(Written problem):
Repeat every line exactly, keeping the pictures out of the copy.

--- Excerpted data ---

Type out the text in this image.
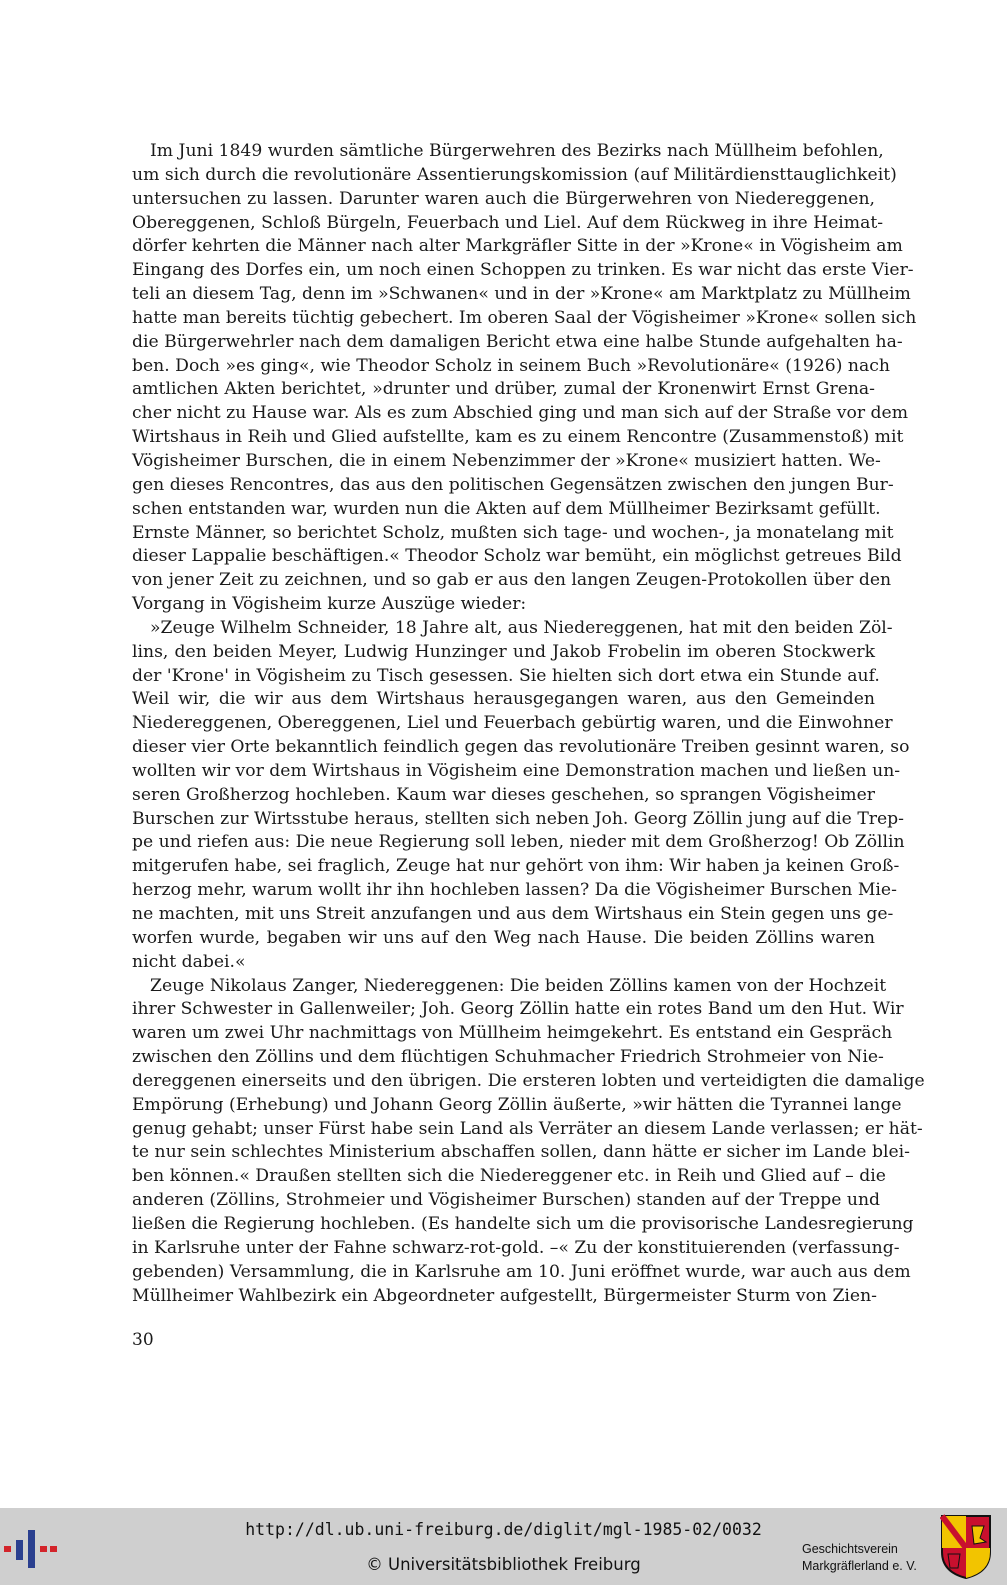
Im Juni 1849 wurden sämtliche Bürgerwehren des Bezirks nach Müllheim befohlen,
um sich durch die revolutionäre Assentierungskomission (auf Militärdiensttauglichkeit)
untersuchen zu lassen. Darunter waren auch die Bürgerwehren von Niedereggenen,
Obereggenen, Schloß Bürgeln, Feuerbach und Liel. Auf dem Rückweg in ihre Heimat-
dörfer kehrten die Männer nach alter Markgräfler Sitte in der »Krone« in Vögisheim am
Eingang des Dorfes ein, um noch einen Schoppen zu trinken. Es war nicht das erste Vier-
teli an diesem Tag, denn im »Schwanen« und in der »Krone« am Marktplatz zu Müllheim
hatte man bereits tüchtig gebechert. Im oberen Saal der Vögisheimer »Krone« sollen sich
die Bürgerwehrler nach dem damaligen Bericht etwa eine halbe Stunde aufgehalten ha-
ben. Doch »es ging«, wie Theodor Scholz in seinem Buch »Revolutionäre« (1926) nach
amtlichen Akten berichtet, »drunter und drüber, zumal der Kronenwirt Ernst Grena-
cher nicht zu Hause war. Als es zum Abschied ging und man sich auf der Straße vor dem
Wirtshaus in Reih und Glied aufstellte, kam es zu einem Rencontre (Zusammenstoß) mit
Vögisheimer Burschen, die in einem Nebenzimmer der »Krone« musiziert hatten. We-
gen dieses Rencontres, das aus den politischen Gegensätzen zwischen den jungen Bur-
schen entstanden war, wurden nun die Akten auf dem Müllheimer Bezirksamt gefüllt.
Ernste Männer, so berichtet Scholz, mußten sich tage- und wochen-, ja monatelang mit
dieser Lappalie beschäftigen.« Theodor Scholz war bemüht, ein möglichst getreues Bild
von jener Zeit zu zeichnen, und so gab er aus den langen Zeugen-Protokollen über den
Vorgang in Vögisheim kurze Auszüge wieder:
»Zeuge Wilhelm Schneider, 18 Jahre alt, aus Niedereggenen, hat mit den beiden Zöl-
lins, den beiden Meyer, Ludwig Hunzinger und Jakob Frobelin im oberen Stockwerk
der 'Krone' in Vögisheim zu Tisch gesessen. Sie hielten sich dort etwa ein Stunde auf.
Weil wir, die wir aus dem Wirtshaus herausgegangen waren, aus den Gemeinden
Niedereggenen, Obereggenen, Liel und Feuerbach gebürtig waren, und die Einwohner
dieser vier Orte bekanntlich feindlich gegen das revolutionäre Treiben gesinnt waren, so
wollten wir vor dem Wirtshaus in Vögisheim eine Demonstration machen und ließen un-
seren Großherzog hochleben. Kaum war dieses geschehen, so sprangen Vögisheimer
Burschen zur Wirtsstube heraus, stellten sich neben Joh. Georg Zöllin jung auf die Trep-
pe und riefen aus: Die neue Regierung soll leben, nieder mit dem Großherzog! Ob Zöllin
mitgerufen habe, sei fraglich, Zeuge hat nur gehört von ihm: Wir haben ja keinen Groß-
herzog mehr, warum wollt ihr ihn hochleben lassen? Da die Vögisheimer Burschen Mie-
ne machten, mit uns Streit anzufangen und aus dem Wirtshaus ein Stein gegen uns ge-
worfen wurde, begaben wir uns auf den Weg nach Hause. Die beiden Zöllins waren
nicht dabei.«
Zeuge Nikolaus Zanger, Niedereggenen: Die beiden Zöllins kamen von der Hochzeit
ihrer Schwester in Gallenweiler; Joh. Georg Zöllin hatte ein rotes Band um den Hut. Wir
waren um zwei Uhr nachmittags von Müllheim heimgekehrt. Es entstand ein Gespräch
zwischen den Zöllins und dem flüchtigen Schuhmacher Friedrich Strohmeier von Nie-
dereggenen einerseits und den übrigen. Die ersteren lobten und verteidigten die damalige
Empörung (Erhebung) und Johann Georg Zöllin äußerte, »wir hätten die Tyrannei lange
genug gehabt; unser Fürst habe sein Land als Verräter an diesem Lande verlassen; er hät-
te nur sein schlechtes Ministerium abschaffen sollen, dann hätte er sicher im Lande blei-
ben können.« Draußen stellten sich die Niedereggener etc. in Reih und Glied auf – die
anderen (Zöllins, Strohmeier und Vögisheimer Burschen) standen auf der Treppe und
ließen die Regierung hochleben. (Es handelte sich um die provisorische Landesregierung
in Karlsruhe unter der Fahne schwarz-rot-gold. –« Zu der konstituierenden (verfassung-
gebenden) Versammlung, die in Karlsruhe am 10. Juni eröffnet wurde, war auch aus dem
Müllheimer Wahlbezirk ein Abgeordneter aufgestellt, Bürgermeister Sturm von Zien-
30
http://dl.ub.uni-freiburg.de/diglit/mgl-1985-02/0032
© Universitätsbibliothek Freiburg
Geschichtsverein
Markgräflerland e. V.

---

(Task output):
Type out the text in this image.
Im Juni 1849 wurden sämtliche Bürgerwehren des Bezirks nach Müllheim befohlen,
um sich durch die revolutionäre Assentierungskomission (auf Militärdiensttauglichkeit)
untersuchen zu lassen. Darunter waren auch die Bürgerwehren von Niedereggenen,
Obereggenen, Schloß Bürgeln, Feuerbach und Liel. Auf dem Rückweg in ihre Heimat-
dörfer kehrten die Männer nach alter Markgräfler Sitte in der »Krone« in Vögisheim am
Eingang des Dorfes ein, um noch einen Schoppen zu trinken. Es war nicht das erste Vier-
teli an diesem Tag, denn im »Schwanen« und in der »Krone« am Marktplatz zu Müllheim
hatte man bereits tüchtig gebechert. Im oberen Saal der Vögisheimer »Krone« sollen sich
die Bürgerwehrler nach dem damaligen Bericht etwa eine halbe Stunde aufgehalten ha-
ben. Doch »es ging«, wie Theodor Scholz in seinem Buch »Revolutionäre« (1926) nach
amtlichen Akten berichtet, »drunter und drüber, zumal der Kronenwirt Ernst Grena-
cher nicht zu Hause war. Als es zum Abschied ging und man sich auf der Straße vor dem
Wirtshaus in Reih und Glied aufstellte, kam es zu einem Rencontre (Zusammenstoß) mit
Vögisheimer Burschen, die in einem Nebenzimmer der »Krone« musiziert hatten. We-
gen dieses Rencontres, das aus den politischen Gegensätzen zwischen den jungen Bur-
schen entstanden war, wurden nun die Akten auf dem Müllheimer Bezirksamt gefüllt.
Ernste Männer, so berichtet Scholz, mußten sich tage- und wochen-, ja monatelang mit
dieser Lappalie beschäftigen.« Theodor Scholz war bemüht, ein möglichst getreues Bild
von jener Zeit zu zeichnen, und so gab er aus den langen Zeugen-Protokollen über den
Vorgang in Vögisheim kurze Auszüge wieder:
»Zeuge Wilhelm Schneider, 18 Jahre alt, aus Niedereggenen, hat mit den beiden Zöl-
lins, den beiden Meyer, Ludwig Hunzinger und Jakob Frobelin im oberen Stockwerk
der 'Krone' in Vögisheim zu Tisch gesessen. Sie hielten sich dort etwa ein Stunde auf.
Weil wir, die wir aus dem Wirtshaus herausgegangen waren, aus den Gemeinden
Niedereggenen, Obereggenen, Liel und Feuerbach gebürtig waren, und die Einwohner
dieser vier Orte bekanntlich feindlich gegen das revolutionäre Treiben gesinnt waren, so
wollten wir vor dem Wirtshaus in Vögisheim eine Demonstration machen und ließen un-
seren Großherzog hochleben. Kaum war dieses geschehen, so sprangen Vögisheimer
Burschen zur Wirtsstube heraus, stellten sich neben Joh. Georg Zöllin jung auf die Trep-
pe und riefen aus: Die neue Regierung soll leben, nieder mit dem Großherzog! Ob Zöllin
mitgerufen habe, sei fraglich, Zeuge hat nur gehört von ihm: Wir haben ja keinen Groß-
herzog mehr, warum wollt ihr ihn hochleben lassen? Da die Vögisheimer Burschen Mie-
ne machten, mit uns Streit anzufangen und aus dem Wirtshaus ein Stein gegen uns ge-
worfen wurde, begaben wir uns auf den Weg nach Hause. Die beiden Zöllins waren
nicht dabei.«
Zeuge Nikolaus Zanger, Niedereggenen: Die beiden Zöllins kamen von der Hochzeit
ihrer Schwester in Gallenweiler; Joh. Georg Zöllin hatte ein rotes Band um den Hut. Wir
waren um zwei Uhr nachmittags von Müllheim heimgekehrt. Es entstand ein Gespräch
zwischen den Zöllins und dem flüchtigen Schuhmacher Friedrich Strohmeier von Nie-
dereggenen einerseits und den übrigen. Die ersteren lobten und verteidigten die damalige
Empörung (Erhebung) und Johann Georg Zöllin äußerte, »wir hätten die Tyrannei lange
genug gehabt; unser Fürst habe sein Land als Verräter an diesem Lande verlassen; er hät-
te nur sein schlechtes Ministerium abschaffen sollen, dann hätte er sicher im Lande blei-
ben können.« Draußen stellten sich die Niedereggener etc. in Reih und Glied auf – die
anderen (Zöllins, Strohmeier und Vögisheimer Burschen) standen auf der Treppe und
ließen die Regierung hochleben. (Es handelte sich um die provisorische Landesregierung
in Karlsruhe unter der Fahne schwarz-rot-gold. –« Zu der konstituierenden (verfassung-
gebenden) Versammlung, die in Karlsruhe am 10. Juni eröffnet wurde, war auch aus dem
Müllheimer Wahlbezirk ein Abgeordneter aufgestellt, Bürgermeister Sturm von Zien-
30
http://dl.ub.uni-freiburg.de/diglit/mgl-1985-02/0032
© Universitätsbibliothek Freiburg
Geschichtsverein
Markgräflerland e. V.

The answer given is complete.